***** The data *****
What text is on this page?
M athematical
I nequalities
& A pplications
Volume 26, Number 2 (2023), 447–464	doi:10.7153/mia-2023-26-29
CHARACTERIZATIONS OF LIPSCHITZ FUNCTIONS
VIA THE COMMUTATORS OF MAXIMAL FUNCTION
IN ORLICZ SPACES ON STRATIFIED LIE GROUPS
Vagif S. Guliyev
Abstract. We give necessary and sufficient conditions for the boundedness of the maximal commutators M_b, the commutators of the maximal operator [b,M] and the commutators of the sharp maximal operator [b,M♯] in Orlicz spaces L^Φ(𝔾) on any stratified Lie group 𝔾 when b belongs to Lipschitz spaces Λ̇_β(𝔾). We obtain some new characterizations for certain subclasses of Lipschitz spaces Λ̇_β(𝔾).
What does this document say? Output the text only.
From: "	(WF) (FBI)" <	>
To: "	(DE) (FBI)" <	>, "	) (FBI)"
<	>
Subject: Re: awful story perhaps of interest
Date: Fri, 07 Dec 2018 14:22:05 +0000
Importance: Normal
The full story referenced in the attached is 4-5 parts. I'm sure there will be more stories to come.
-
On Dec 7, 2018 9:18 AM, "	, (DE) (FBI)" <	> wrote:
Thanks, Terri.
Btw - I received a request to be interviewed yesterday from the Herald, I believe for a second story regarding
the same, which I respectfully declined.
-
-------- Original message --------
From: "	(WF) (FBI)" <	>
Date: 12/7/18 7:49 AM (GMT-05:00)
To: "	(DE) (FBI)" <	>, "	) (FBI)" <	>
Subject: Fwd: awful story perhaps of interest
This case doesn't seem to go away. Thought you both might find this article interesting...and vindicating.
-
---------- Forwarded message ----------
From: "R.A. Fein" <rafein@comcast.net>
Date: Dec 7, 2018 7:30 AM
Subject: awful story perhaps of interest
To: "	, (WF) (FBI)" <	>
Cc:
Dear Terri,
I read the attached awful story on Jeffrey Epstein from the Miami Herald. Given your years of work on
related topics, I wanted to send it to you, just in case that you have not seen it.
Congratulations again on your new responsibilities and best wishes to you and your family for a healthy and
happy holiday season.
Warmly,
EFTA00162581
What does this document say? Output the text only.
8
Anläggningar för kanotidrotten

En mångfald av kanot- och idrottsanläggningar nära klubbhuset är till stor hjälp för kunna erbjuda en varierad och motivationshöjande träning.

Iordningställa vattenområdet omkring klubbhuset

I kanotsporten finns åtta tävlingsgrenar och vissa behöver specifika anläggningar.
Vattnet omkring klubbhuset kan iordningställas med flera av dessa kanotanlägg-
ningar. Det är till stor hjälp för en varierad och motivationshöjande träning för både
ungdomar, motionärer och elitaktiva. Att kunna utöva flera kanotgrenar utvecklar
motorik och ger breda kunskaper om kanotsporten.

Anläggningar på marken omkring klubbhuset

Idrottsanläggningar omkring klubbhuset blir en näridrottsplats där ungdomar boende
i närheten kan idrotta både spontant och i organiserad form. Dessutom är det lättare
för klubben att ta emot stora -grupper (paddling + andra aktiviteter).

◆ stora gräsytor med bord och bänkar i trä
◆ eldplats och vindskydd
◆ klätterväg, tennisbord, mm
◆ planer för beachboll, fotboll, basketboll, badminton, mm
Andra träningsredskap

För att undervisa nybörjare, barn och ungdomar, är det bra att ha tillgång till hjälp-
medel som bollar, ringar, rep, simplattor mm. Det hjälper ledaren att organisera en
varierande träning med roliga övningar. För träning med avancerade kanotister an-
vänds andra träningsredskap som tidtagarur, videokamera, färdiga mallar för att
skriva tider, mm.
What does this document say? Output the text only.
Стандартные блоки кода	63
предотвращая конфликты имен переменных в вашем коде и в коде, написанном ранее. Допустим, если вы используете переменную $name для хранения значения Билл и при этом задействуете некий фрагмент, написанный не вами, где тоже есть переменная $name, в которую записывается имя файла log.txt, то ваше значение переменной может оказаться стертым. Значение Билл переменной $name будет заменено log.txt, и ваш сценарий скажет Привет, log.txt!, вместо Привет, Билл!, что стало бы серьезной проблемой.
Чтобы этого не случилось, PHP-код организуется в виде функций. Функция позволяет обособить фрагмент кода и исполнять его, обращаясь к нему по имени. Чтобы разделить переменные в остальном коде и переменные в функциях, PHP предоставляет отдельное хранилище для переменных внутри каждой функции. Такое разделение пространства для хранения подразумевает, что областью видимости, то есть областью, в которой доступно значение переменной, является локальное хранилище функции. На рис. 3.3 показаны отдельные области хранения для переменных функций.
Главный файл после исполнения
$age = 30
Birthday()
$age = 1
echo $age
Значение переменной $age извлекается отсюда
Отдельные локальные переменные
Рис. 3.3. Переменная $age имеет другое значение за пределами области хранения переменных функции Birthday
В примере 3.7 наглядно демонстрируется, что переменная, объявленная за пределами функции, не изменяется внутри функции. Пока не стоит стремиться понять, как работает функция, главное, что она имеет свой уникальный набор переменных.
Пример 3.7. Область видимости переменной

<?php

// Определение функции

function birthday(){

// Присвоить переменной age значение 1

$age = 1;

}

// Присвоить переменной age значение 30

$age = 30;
*****
» Stated task
Find each line holding the string "case" and copy it out.

» Task response
This case doesn't seem to go away. Thought you both might find this article interesting...and vindicating.
related topics, I wanted to send it to you, just in case that you have not seen it.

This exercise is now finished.